• _About this exercise_
Every line of the listing that follows must be written out unchanged.

• _Material provided_
────────────────────────────────────────

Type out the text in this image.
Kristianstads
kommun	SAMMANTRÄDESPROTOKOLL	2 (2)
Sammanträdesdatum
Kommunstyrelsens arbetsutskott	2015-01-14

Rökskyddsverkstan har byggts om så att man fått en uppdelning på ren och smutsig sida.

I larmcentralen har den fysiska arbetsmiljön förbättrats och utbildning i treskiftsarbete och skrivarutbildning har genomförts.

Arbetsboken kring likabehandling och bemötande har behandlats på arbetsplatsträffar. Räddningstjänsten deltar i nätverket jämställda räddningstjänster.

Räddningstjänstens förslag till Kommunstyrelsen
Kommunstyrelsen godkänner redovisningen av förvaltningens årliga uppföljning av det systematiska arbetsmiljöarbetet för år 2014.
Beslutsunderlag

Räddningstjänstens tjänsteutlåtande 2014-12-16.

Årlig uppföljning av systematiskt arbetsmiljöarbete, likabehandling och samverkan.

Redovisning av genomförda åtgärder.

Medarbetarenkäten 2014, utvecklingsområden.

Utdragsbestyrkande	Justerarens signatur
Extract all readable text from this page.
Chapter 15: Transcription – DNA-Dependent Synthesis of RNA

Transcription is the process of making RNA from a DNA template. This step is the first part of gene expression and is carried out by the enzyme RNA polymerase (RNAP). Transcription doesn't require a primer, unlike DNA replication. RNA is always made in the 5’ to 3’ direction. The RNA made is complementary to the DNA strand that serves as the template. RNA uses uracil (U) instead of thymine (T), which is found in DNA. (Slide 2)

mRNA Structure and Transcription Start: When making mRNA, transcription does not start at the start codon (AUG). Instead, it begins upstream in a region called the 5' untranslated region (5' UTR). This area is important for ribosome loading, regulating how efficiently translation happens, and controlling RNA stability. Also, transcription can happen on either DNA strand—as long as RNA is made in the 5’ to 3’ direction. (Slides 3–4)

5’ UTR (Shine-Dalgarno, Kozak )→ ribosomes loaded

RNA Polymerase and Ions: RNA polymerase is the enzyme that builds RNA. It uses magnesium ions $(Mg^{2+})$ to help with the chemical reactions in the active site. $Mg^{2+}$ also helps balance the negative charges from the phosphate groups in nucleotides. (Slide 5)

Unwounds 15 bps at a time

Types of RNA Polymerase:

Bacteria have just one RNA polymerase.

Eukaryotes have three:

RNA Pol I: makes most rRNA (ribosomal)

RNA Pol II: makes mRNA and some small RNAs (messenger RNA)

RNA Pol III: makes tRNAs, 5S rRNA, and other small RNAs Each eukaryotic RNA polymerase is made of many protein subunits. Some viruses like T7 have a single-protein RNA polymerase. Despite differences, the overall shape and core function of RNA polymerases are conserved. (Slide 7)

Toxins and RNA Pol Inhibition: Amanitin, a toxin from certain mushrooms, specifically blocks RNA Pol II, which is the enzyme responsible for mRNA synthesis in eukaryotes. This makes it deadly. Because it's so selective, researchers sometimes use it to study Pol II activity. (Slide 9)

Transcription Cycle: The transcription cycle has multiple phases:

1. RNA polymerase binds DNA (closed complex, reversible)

────────────────────────────────────────

• _Solution for this task_
Type out the text in this image.
Kristianstads
kommun	SAMMANTRÄDESPROTOKOLL	2 (2)
Sammanträdesdatum
Kommunstyrelsens arbetsutskott	2015-01-14

Rökskyddsverkstan har byggts om så att man fått en uppdelning på ren och smutsig sida.

I larmcentralen har den fysiska arbetsmiljön förbättrats och utbildning i treskiftsarbete och skrivarutbildning har genomförts.

Arbetsboken kring likabehandling och bemötande har behandlats på arbetsplatsträffar. Räddningstjänsten deltar i nätverket jämställda räddningstjänster.

Räddningstjänstens förslag till Kommunstyrelsen
Kommunstyrelsen godkänner redovisningen av förvaltningens årliga uppföljning av det systematiska arbetsmiljöarbetet för år 2014.
Beslutsunderlag

Räddningstjänstens tjänsteutlåtande 2014-12-16.

Årlig uppföljning av systematiskt arbetsmiljöarbete, likabehandling och samverkan.

Redovisning av genomförda åtgärder.

Medarbetarenkäten 2014, utvecklingsområden.

Utdragsbestyrkande	Justerarens signatur
Extract all readable text from this page.
Chapter 15: Transcription – DNA-Dependent Synthesis of RNA

Transcription is the process of making RNA from a DNA template. This step is the first part of gene expression and is carried out by the enzyme RNA polymerase (RNAP). Transcription doesn't require a primer, unlike DNA replication. RNA is always made in the 5’ to 3’ direction. The RNA made is complementary to the DNA strand that serves as the template. RNA uses uracil (U) instead of thymine (T), which is found in DNA. (Slide 2)

mRNA Structure and Transcription Start: When making mRNA, transcription does not start at the start codon (AUG). Instead, it begins upstream in a region called the 5' untranslated region (5' UTR). This area is important for ribosome loading, regulating how efficiently translation happens, and controlling RNA stability. Also, transcription can happen on either DNA strand—as long as RNA is made in the 5’ to 3’ direction. (Slides 3–4)

5’ UTR (Shine-Dalgarno, Kozak )→ ribosomes loaded

RNA Polymerase and Ions: RNA polymerase is the enzyme that builds RNA. It uses magnesium ions $(Mg^{2+})$ to help with the chemical reactions in the active site. $Mg^{2+}$ also helps balance the negative charges from the phosphate groups in nucleotides. (Slide 5)

Unwounds 15 bps at a time

Types of RNA Polymerase:

Bacteria have just one RNA polymerase.

Eukaryotes have three:

RNA Pol I: makes most rRNA (ribosomal)

RNA Pol II: makes mRNA and some small RNAs (messenger RNA)

RNA Pol III: makes tRNAs, 5S rRNA, and other small RNAs Each eukaryotic RNA polymerase is made of many protein subunits. Some viruses like T7 have a single-protein RNA polymerase. Despite differences, the overall shape and core function of RNA polymerases are conserved. (Slide 7)

Toxins and RNA Pol Inhibition: Amanitin, a toxin from certain mushrooms, specifically blocks RNA Pol II, which is the enzyme responsible for mRNA synthesis in eukaryotes. This makes it deadly. Because it's so selective, researchers sometimes use it to study Pol II activity. (Slide 9)

Transcription Cycle: The transcription cycle has multiple phases:

1. RNA polymerase binds DNA (closed complex, reversible)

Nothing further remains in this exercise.